# Task to carry out
Return each line of the entries below without changing a single character.
··········
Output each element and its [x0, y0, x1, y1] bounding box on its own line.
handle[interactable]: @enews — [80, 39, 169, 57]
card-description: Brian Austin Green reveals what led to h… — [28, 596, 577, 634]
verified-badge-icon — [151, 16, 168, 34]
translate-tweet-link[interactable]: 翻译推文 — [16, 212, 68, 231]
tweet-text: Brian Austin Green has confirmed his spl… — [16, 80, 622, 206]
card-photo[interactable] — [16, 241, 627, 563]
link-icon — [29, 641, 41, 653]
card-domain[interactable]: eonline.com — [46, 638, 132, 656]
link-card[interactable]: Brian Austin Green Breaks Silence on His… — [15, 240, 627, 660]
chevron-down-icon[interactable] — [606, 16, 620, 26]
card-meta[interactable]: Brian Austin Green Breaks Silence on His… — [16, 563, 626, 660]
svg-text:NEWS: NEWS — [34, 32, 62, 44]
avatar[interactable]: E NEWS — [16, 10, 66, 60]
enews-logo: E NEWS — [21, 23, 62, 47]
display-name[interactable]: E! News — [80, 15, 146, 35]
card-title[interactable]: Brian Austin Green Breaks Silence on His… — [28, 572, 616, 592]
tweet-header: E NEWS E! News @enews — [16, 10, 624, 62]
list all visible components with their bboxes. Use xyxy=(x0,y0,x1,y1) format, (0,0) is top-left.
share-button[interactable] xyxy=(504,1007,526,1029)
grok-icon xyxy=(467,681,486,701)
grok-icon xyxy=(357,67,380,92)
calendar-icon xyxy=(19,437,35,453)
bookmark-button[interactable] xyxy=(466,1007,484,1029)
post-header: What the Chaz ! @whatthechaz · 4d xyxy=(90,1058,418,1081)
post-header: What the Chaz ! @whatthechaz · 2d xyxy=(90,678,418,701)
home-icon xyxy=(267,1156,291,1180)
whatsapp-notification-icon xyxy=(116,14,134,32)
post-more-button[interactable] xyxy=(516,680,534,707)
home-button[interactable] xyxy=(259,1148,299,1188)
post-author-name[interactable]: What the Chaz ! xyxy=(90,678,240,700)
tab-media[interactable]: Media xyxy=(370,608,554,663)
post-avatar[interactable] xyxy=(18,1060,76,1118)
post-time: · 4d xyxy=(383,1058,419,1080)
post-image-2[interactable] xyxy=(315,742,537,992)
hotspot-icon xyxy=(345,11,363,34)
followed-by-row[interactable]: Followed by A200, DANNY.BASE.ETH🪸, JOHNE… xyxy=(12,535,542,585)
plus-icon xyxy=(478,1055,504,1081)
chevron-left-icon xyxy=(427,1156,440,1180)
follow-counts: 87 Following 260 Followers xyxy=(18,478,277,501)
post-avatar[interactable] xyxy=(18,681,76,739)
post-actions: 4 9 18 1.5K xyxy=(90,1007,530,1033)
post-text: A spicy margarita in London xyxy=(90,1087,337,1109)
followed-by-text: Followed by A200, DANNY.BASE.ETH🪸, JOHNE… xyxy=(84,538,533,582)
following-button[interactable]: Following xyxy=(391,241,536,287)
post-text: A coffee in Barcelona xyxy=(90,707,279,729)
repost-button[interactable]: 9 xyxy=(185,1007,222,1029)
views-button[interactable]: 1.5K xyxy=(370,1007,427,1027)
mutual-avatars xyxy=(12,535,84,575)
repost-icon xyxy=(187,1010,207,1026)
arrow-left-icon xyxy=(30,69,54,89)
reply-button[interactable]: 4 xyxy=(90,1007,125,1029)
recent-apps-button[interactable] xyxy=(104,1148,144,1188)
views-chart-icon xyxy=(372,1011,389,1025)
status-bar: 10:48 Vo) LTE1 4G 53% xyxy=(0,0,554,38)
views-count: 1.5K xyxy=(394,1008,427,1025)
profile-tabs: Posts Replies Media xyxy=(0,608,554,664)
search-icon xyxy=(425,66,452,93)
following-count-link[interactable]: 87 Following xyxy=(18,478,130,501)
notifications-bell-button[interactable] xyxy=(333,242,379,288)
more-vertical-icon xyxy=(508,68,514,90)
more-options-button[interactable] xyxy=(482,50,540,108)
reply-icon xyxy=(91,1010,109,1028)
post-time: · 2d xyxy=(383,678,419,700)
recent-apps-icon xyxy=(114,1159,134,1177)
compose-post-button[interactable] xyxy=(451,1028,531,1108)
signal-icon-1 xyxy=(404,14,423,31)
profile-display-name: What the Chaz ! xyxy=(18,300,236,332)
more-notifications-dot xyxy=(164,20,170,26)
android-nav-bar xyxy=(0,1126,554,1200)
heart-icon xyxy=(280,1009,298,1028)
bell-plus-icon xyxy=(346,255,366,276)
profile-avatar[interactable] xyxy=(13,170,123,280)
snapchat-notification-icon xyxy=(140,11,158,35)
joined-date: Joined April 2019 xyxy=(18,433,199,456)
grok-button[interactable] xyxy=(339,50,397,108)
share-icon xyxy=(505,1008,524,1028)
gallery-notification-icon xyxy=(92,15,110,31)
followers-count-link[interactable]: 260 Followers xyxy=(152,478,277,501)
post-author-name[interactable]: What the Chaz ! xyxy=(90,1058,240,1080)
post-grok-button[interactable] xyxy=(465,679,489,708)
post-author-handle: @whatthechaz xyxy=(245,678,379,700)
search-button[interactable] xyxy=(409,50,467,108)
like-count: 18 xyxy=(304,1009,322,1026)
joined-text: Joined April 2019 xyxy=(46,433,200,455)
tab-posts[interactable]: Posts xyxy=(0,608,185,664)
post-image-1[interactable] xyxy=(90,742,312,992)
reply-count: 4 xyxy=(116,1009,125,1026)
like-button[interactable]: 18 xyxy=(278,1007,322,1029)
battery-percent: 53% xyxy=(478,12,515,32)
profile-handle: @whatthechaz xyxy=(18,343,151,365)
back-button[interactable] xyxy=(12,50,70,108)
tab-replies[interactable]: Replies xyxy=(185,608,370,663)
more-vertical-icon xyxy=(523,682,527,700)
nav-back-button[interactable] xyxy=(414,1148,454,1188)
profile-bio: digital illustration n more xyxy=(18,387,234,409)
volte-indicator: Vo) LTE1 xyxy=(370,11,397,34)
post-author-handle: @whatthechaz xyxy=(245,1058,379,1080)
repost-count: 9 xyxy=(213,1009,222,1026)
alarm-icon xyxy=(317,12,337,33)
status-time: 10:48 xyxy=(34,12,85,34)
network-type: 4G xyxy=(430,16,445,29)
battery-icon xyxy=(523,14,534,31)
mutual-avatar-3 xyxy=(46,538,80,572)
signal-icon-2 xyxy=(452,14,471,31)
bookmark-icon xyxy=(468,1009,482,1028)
··········
# Response to this task
Output each element and its [x0, y0, x1, y1] bounding box on its own line.
handle[interactable]: @enews — [80, 39, 169, 57]
card-description: Brian Austin Green reveals what led to h… — [28, 596, 577, 634]
verified-badge-icon — [151, 16, 168, 34]
translate-tweet-link[interactable]: 翻译推文 — [16, 212, 68, 231]
tweet-text: Brian Austin Green has confirmed his spl… — [16, 80, 622, 206]
card-photo[interactable] — [16, 241, 627, 563]
link-icon — [29, 641, 41, 653]
card-domain[interactable]: eonline.com — [46, 638, 132, 656]
link-card[interactable]: Brian Austin Green Breaks Silence on His… — [15, 240, 627, 660]
chevron-down-icon[interactable] — [606, 16, 620, 26]
card-meta[interactable]: Brian Austin Green Breaks Silence on His… — [16, 563, 626, 660]
svg-text:NEWS: NEWS — [34, 32, 62, 44]
avatar[interactable]: E NEWS — [16, 10, 66, 60]
enews-logo: E NEWS — [21, 23, 62, 47]
display-name[interactable]: E! News — [80, 15, 146, 35]
card-title[interactable]: Brian Austin Green Breaks Silence on His… — [28, 572, 616, 592]
tweet-header: E NEWS E! News @enews — [16, 10, 624, 62]
list all visible components with their bboxes. Use xyxy=(x0,y0,x1,y1) format, (0,0) is top-left.
share-button[interactable] xyxy=(504,1007,526,1029)
grok-icon xyxy=(467,681,486,701)
grok-icon xyxy=(357,67,380,92)
calendar-icon xyxy=(19,437,35,453)
bookmark-button[interactable] xyxy=(466,1007,484,1029)
post-header: What the Chaz ! @whatthechaz · 4d xyxy=(90,1058,418,1081)
post-header: What the Chaz ! @whatthechaz · 2d xyxy=(90,678,418,701)
home-icon xyxy=(267,1156,291,1180)
whatsapp-notification-icon xyxy=(116,14,134,32)
post-more-button[interactable] xyxy=(516,680,534,707)
home-button[interactable] xyxy=(259,1148,299,1188)
post-author-name[interactable]: What the Chaz ! xyxy=(90,678,240,700)
tab-media[interactable]: Media xyxy=(370,608,554,663)
post-avatar[interactable] xyxy=(18,1060,76,1118)
post-time: · 4d xyxy=(383,1058,419,1080)
post-image-2[interactable] xyxy=(315,742,537,992)
hotspot-icon xyxy=(345,11,363,34)
followed-by-row[interactable]: Followed by A200, DANNY.BASE.ETH🪸, JOHNE… xyxy=(12,535,542,585)
plus-icon xyxy=(478,1055,504,1081)
chevron-left-icon xyxy=(427,1156,440,1180)
follow-counts: 87 Following 260 Followers xyxy=(18,478,277,501)
post-avatar[interactable] xyxy=(18,681,76,739)
post-actions: 4 9 18 1.5K xyxy=(90,1007,530,1033)
post-text: A spicy margarita in London xyxy=(90,1087,337,1109)
followed-by-text: Followed by A200, DANNY.BASE.ETH🪸, JOHNE… xyxy=(84,538,533,582)
following-button[interactable]: Following xyxy=(391,241,536,287)
post-text: A coffee in Barcelona xyxy=(90,707,279,729)
repost-button[interactable]: 9 xyxy=(185,1007,222,1029)
views-button[interactable]: 1.5K xyxy=(370,1007,427,1027)
mutual-avatars xyxy=(12,535,84,575)
repost-icon xyxy=(187,1010,207,1026)
arrow-left-icon xyxy=(30,69,54,89)
reply-button[interactable]: 4 xyxy=(90,1007,125,1029)
recent-apps-button[interactable] xyxy=(104,1148,144,1188)
views-chart-icon xyxy=(372,1011,389,1025)
status-bar: 10:48 Vo) LTE1 4G 53% xyxy=(0,0,554,38)
views-count: 1.5K xyxy=(394,1008,427,1025)
profile-tabs: Posts Replies Media xyxy=(0,608,554,664)
search-icon xyxy=(425,66,452,93)
following-count-link[interactable]: 87 Following xyxy=(18,478,130,501)
notifications-bell-button[interactable] xyxy=(333,242,379,288)
more-vertical-icon xyxy=(508,68,514,90)
more-options-button[interactable] xyxy=(482,50,540,108)
reply-icon xyxy=(91,1010,109,1028)
post-time: · 2d xyxy=(383,678,419,700)
recent-apps-icon xyxy=(114,1159,134,1177)
compose-post-button[interactable] xyxy=(451,1028,531,1108)
signal-icon-1 xyxy=(404,14,423,31)
profile-display-name: What the Chaz ! xyxy=(18,300,236,332)
more-notifications-dot xyxy=(164,20,170,26)
android-nav-bar xyxy=(0,1126,554,1200)
heart-icon xyxy=(280,1009,298,1028)
bell-plus-icon xyxy=(346,255,366,276)
profile-avatar[interactable] xyxy=(13,170,123,280)
snapchat-notification-icon xyxy=(140,11,158,35)
joined-date: Joined April 2019 xyxy=(18,433,199,456)
grok-button[interactable] xyxy=(339,50,397,108)
share-icon xyxy=(505,1008,524,1028)
gallery-notification-icon xyxy=(92,15,110,31)
followers-count-link[interactable]: 260 Followers xyxy=(152,478,277,501)
post-author-name[interactable]: What the Chaz ! xyxy=(90,1058,240,1080)
post-grok-button[interactable] xyxy=(465,679,489,708)
post-author-handle: @whatthechaz xyxy=(245,678,379,700)
search-button[interactable] xyxy=(409,50,467,108)
like-count: 18 xyxy=(304,1009,322,1026)
joined-text: Joined April 2019 xyxy=(46,433,200,455)
tab-posts[interactable]: Posts xyxy=(0,608,185,664)
post-image-1[interactable] xyxy=(90,742,312,992)
reply-count: 4 xyxy=(116,1009,125,1026)
like-button[interactable]: 18 xyxy=(278,1007,322,1029)
battery-percent: 53% xyxy=(478,12,515,32)
profile-handle: @whatthechaz xyxy=(18,343,151,365)
back-button[interactable] xyxy=(12,50,70,108)
tab-replies[interactable]: Replies xyxy=(185,608,370,663)
more-vertical-icon xyxy=(523,682,527,700)
nav-back-button[interactable] xyxy=(414,1148,454,1188)
profile-bio: digital illustration n more xyxy=(18,387,234,409)
volte-indicator: Vo) LTE1 xyxy=(370,11,397,34)
post-author-handle: @whatthechaz xyxy=(245,1058,379,1080)
repost-count: 9 xyxy=(213,1009,222,1026)
alarm-icon xyxy=(317,12,337,33)
status-time: 10:48 xyxy=(34,12,85,34)
network-type: 4G xyxy=(430,16,445,29)
battery-icon xyxy=(523,14,534,31)
mutual-avatar-3 xyxy=(46,538,80,572)
signal-icon-2 xyxy=(452,14,471,31)
bookmark-icon xyxy=(468,1009,482,1028)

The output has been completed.